Request
Find the lines that contain the word "down" and copy each one.

Exercise material
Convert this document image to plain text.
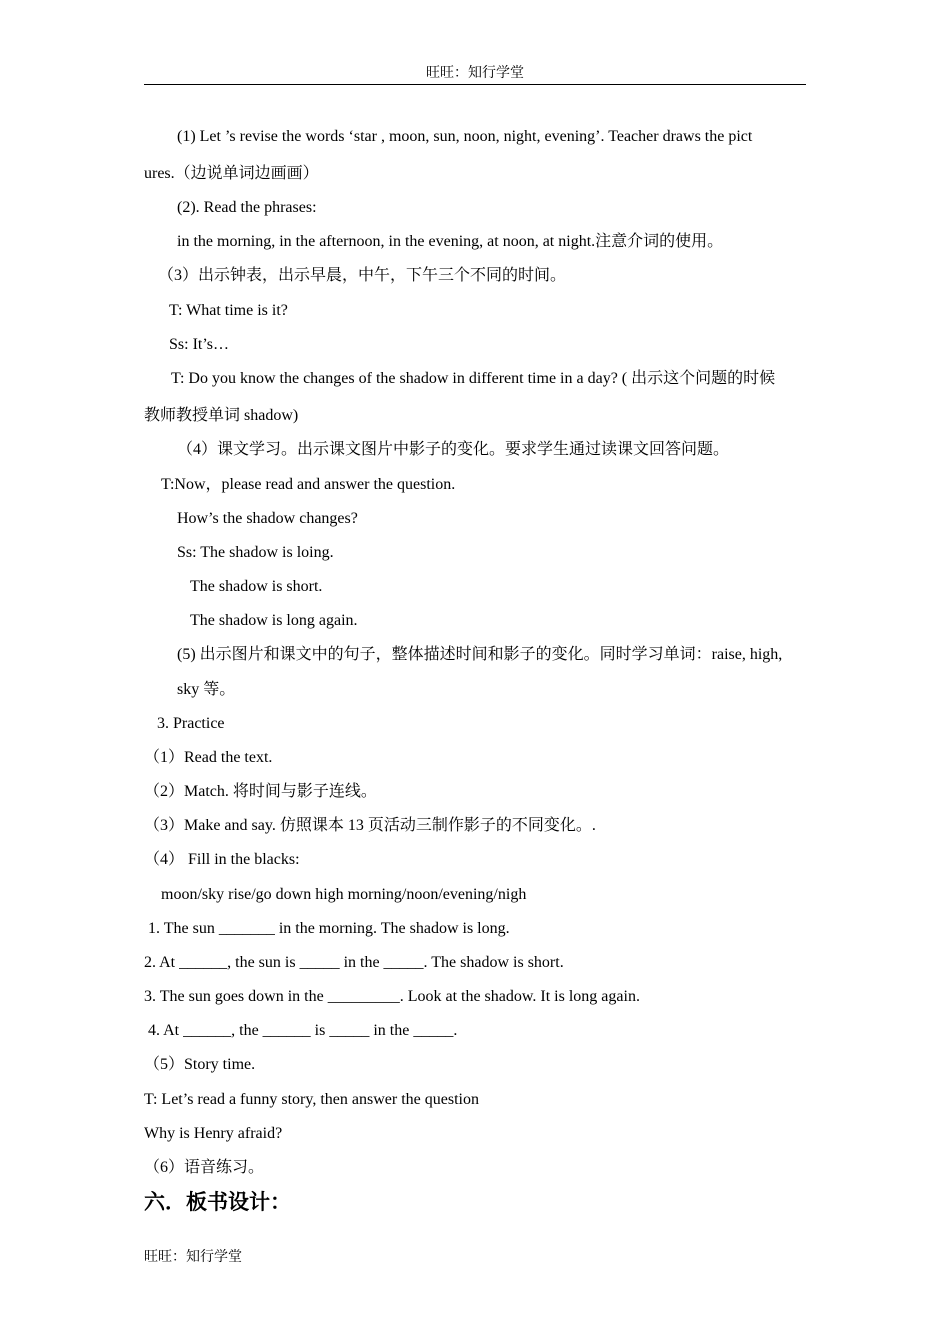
旺旺：知行学堂
(1) Let ’s revise the words ‘star , moon, sun, noon, night, evening’. Teacher draws the pict
ures.（边说单词边画画）
(2). Read the phrases:
in the morning, in the afternoon, in the evening, at noon, at night.注意介词的使用。
（3）出示钟表，出示早晨，中午，下午三个不同的时间。
T: What time is it?
Ss: It’s…
T: Do you know the changes of the shadow in different time in a day? ( 出示这个问题的时候
教师教授单词 shadow)
（4）课文学习。出示课文图片中影子的变化。要求学生通过读课文回答问题。
T:Now，please read and answer the question.
How’s the shadow changes?
Ss: The shadow is loing.
The shadow is short.
The shadow is long again.
(5) 出示图片和课文中的句子，整体描述时间和影子的变化。同时学习单词：raise, high,
sky 等。
3. Practice
（1）Read the text.
（2）Match. 将时间与影子连线。
（3）Make and say. 仿照课本 13 页活动三制作影子的不同变化。.
（4） Fill in the blacks:
moon/sky rise/go down high morning/noon/evening/nigh
1. The sun _______ in the morning. The shadow is long.
2. At ______, the sun is _____ in the _____. The shadow is short.
3. The sun goes down in the _________. Look at the shadow. It is long again.
4. At ______, the ______ is _____ in the _____.
（5）Story time.
T: Let’s read a funny story, then answer the question
Why is Henry afraid?
（6）语音练习。
六．板书设计：
旺旺：知行学堂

Solution for this problem
moon/sky rise/go down high morning/noon/evening/nigh
3. The sun goes down in the _________. Look at the shadow. It is long again.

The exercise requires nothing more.